#### [What you need to do]
Reproduce this listing in full.

╭─ Listed records

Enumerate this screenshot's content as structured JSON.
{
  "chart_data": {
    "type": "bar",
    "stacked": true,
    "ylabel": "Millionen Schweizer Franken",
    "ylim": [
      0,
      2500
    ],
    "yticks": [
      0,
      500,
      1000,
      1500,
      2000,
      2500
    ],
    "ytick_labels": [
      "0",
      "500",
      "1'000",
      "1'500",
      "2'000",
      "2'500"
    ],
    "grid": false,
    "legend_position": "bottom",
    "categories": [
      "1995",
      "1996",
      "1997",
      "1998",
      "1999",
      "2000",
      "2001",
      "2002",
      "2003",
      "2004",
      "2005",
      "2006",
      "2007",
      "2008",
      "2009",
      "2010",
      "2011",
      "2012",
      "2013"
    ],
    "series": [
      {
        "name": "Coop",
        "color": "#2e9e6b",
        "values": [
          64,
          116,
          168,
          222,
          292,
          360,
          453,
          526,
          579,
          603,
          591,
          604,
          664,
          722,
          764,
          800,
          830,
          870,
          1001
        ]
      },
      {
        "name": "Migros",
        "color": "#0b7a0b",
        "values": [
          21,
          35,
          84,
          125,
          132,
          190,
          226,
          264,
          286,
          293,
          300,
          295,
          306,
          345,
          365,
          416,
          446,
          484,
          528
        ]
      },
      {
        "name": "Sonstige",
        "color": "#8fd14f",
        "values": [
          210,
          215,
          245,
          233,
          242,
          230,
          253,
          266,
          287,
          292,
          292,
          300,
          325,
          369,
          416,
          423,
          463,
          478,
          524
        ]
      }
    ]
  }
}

╰─

#### [Result of the task]
Enumerate this screenshot's content as structured JSON.
{
  "chart_data": {
    "type": "bar",
    "stacked": true,
    "ylabel": "Millionen Schweizer Franken",
    "ylim": [
      0,
      2500
    ],
    "yticks": [
      0,
      500,
      1000,
      1500,
      2000,
      2500
    ],
    "ytick_labels": [
      "0",
      "500",
      "1'000",
      "1'500",
      "2'000",
      "2'500"
    ],
    "grid": false,
    "legend_position": "bottom",
    "categories": [
      "1995",
      "1996",
      "1997",
      "1998",
      "1999",
      "2000",
      "2001",
      "2002",
      "2003",
      "2004",
      "2005",
      "2006",
      "2007",
      "2008",
      "2009",
      "2010",
      "2011",
      "2012",
      "2013"
    ],
    "series": [
      {
        "name": "Coop",
        "color": "#2e9e6b",
        "values": [
          64,
          116,
          168,
          222,
          292,
          360,
          453,
          526,
          579,
          603,
          591,
          604,
          664,
          722,
          764,
          800,
          830,
          870,
          1001
        ]
      },
      {
        "name": "Migros",
        "color": "#0b7a0b",
        "values": [
          21,
          35,
          84,
          125,
          132,
          190,
          226,
          264,
          286,
          293,
          300,
          295,
          306,
          345,
          365,
          416,
          446,
          484,
          528
        ]
      },
      {
        "name": "Sonstige",
        "color": "#8fd14f",
        "values": [
          210,
          215,
          245,
          233,
          242,
          230,
          253,
          266,
          287,
          292,
          292,
          300,
          325,
          369,
          416,
          423,
          463,
          478,
          524
        ]
      }
    ]
  }
}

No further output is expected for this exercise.